Anhand der Angaben.
A – Mit welchem Stimmenverhältnis stimmte der Stadtrat laut dem Übungstext für die Verordnung?
B – Bearbeiten Sie im Übungstext den Abschnitt, der mit „San Francisco - Kaum“ beginnt und bis einschließlich „der öffentliche Verkehr.“ reicht, und ersetzen Sie darin „Stadtrat“ durch „Gemeinderat“.

Übungstext.
────────────────────────────────────────
San Francisco - Kaum eine Stadt gilt als so klischeehaft liberal wie San Francisco. Der Stadtteil Haight-Ashbury ist die Urheimat der Hippies, das Viertel Castro ein Pilgerort für Homosexuelle aus der ganzen Welt.
Ausgerechnet in der Hochburg der Demokratischen Partei hat man nun der öffentlichen Nacktheit den Kampf angesagt: Künftig dürfen sich Bewohner und Gäste der Westküstenmetropole nicht mehr im Adamskostüm auf den Straßen zeigen. Der Stadtrat votierte am Dienstag mit sechs Ja- bei fünf Gegenstimmen für die Verordnung, nach der das Zurschaustellen von Genitalien auf den meisten öffentlichen Plätzen verboten ist. Dazu zählen Straßen, Fußwege und der öffentliche Verkehr.
────────────────────────────────────────
Dateneinträge
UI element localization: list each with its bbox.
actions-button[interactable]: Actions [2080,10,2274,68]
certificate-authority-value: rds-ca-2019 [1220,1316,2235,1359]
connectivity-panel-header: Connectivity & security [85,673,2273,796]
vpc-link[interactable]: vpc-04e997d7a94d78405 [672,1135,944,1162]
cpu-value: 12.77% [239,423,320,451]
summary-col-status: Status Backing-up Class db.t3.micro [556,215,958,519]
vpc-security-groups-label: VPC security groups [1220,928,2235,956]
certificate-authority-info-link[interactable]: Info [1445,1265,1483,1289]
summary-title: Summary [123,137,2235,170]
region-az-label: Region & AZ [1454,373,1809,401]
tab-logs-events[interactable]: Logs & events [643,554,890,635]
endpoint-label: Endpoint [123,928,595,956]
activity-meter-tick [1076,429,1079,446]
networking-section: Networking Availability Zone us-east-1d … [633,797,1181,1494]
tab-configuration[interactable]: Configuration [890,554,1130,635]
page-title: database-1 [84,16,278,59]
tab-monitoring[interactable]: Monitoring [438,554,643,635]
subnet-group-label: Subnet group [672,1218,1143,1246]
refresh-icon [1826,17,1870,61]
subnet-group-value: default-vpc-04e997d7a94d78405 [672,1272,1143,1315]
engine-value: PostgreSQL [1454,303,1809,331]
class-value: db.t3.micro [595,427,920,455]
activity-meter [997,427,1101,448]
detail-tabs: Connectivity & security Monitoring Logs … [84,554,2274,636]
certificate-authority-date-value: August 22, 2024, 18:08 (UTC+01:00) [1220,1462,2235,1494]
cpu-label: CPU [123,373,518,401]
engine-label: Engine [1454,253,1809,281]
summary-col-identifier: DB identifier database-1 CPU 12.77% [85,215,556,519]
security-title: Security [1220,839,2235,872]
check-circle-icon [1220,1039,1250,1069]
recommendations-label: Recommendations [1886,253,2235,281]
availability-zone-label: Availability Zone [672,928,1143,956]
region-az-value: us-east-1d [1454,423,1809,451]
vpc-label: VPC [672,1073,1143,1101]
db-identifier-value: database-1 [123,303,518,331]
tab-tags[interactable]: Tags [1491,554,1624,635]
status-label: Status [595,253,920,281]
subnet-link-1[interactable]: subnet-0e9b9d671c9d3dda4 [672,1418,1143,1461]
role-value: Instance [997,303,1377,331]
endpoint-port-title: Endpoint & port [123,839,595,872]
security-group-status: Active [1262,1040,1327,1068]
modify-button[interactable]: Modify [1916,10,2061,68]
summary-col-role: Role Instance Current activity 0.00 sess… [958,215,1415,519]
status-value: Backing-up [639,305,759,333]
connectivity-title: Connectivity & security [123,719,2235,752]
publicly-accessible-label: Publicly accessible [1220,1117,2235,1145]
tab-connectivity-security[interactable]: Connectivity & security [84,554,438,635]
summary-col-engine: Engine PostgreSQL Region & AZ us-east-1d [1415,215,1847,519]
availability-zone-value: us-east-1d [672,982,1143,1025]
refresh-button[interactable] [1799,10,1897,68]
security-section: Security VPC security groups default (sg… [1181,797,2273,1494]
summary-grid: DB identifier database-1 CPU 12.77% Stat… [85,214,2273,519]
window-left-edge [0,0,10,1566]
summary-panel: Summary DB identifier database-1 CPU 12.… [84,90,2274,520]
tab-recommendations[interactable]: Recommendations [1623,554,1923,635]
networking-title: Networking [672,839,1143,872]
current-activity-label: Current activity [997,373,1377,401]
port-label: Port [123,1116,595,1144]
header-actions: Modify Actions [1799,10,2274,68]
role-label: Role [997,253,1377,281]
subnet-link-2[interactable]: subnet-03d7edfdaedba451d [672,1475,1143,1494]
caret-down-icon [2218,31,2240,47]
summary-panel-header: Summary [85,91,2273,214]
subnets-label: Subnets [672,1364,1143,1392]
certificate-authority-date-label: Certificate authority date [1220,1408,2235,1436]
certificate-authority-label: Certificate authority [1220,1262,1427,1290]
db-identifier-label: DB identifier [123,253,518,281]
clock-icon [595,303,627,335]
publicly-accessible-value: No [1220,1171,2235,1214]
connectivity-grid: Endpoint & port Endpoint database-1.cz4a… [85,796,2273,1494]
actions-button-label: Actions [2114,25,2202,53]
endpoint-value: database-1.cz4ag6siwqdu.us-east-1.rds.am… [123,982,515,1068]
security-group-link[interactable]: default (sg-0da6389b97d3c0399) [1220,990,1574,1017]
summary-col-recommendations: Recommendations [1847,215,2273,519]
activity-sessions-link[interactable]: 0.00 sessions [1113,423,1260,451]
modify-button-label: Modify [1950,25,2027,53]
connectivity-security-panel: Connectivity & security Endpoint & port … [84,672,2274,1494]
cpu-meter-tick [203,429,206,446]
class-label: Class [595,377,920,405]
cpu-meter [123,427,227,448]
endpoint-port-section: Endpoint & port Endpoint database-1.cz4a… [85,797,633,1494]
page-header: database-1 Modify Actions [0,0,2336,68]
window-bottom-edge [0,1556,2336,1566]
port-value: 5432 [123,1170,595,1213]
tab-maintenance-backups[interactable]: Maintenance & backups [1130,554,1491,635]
────────────────────────────────────────
Ergebnisse je Aufgabe.
A – Mit sechs Ja- bei fünf Gegenstimmen.

B –
San Francisco - Kaum eine Stadt gilt als so klischeehaft liberal wie San Francisco. Der Stadtteil Haight-Ashbury ist die Urheimat der Hippies, das Viertel Castro ein Pilgerort für Homosexuelle aus der ganzen Welt.
Ausgerechnet in der Hochburg der Demokratischen Partei hat man nun der öffentlichen Nacktheit den Kampf angesagt: Künftig dürfen sich Bewohner und Gäste der Westküstenmetropole nicht mehr im Adamskostüm auf den Straßen zeigen. Der Gemeinderat votierte am Dienstag mit sechs Ja- bei fünf Gegenstimmen für die Verordnung, nach der das Zurschaustellen von Genitalien auf den meisten öffentlichen Plätzen verboten ist. Dazu zählen Straßen, Fußwege und der öffentliche Verkehr.